Exercise directions:
Track down each line that has the word "model" and copy it.

↓↓↓

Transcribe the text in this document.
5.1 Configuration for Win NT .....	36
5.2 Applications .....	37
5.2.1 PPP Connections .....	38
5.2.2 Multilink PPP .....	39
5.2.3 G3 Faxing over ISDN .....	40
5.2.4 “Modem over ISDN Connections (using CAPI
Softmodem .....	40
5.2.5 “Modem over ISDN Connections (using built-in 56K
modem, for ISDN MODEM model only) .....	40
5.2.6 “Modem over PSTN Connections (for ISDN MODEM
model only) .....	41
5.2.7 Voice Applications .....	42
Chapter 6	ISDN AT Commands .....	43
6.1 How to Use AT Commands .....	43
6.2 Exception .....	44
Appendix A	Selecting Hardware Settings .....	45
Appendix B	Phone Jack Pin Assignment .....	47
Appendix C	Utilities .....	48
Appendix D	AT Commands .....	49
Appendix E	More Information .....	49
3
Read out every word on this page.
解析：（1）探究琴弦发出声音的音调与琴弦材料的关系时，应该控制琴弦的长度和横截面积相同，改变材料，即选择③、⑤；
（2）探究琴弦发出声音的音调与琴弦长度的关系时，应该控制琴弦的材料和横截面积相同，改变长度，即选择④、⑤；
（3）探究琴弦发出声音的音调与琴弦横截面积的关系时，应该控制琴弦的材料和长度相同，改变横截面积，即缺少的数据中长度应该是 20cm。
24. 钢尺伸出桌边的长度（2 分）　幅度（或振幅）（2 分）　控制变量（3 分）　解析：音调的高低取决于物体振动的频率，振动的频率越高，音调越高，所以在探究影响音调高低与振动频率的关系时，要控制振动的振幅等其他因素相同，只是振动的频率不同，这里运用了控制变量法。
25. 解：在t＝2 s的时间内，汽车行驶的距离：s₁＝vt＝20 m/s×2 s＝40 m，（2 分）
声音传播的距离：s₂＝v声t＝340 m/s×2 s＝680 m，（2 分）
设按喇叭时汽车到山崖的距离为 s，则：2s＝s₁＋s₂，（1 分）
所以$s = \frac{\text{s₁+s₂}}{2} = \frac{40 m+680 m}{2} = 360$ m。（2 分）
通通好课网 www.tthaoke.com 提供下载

↑↑↑

Result for this exercise:
modem, for ISDN MODEM model only) .....	40
model only) .....	41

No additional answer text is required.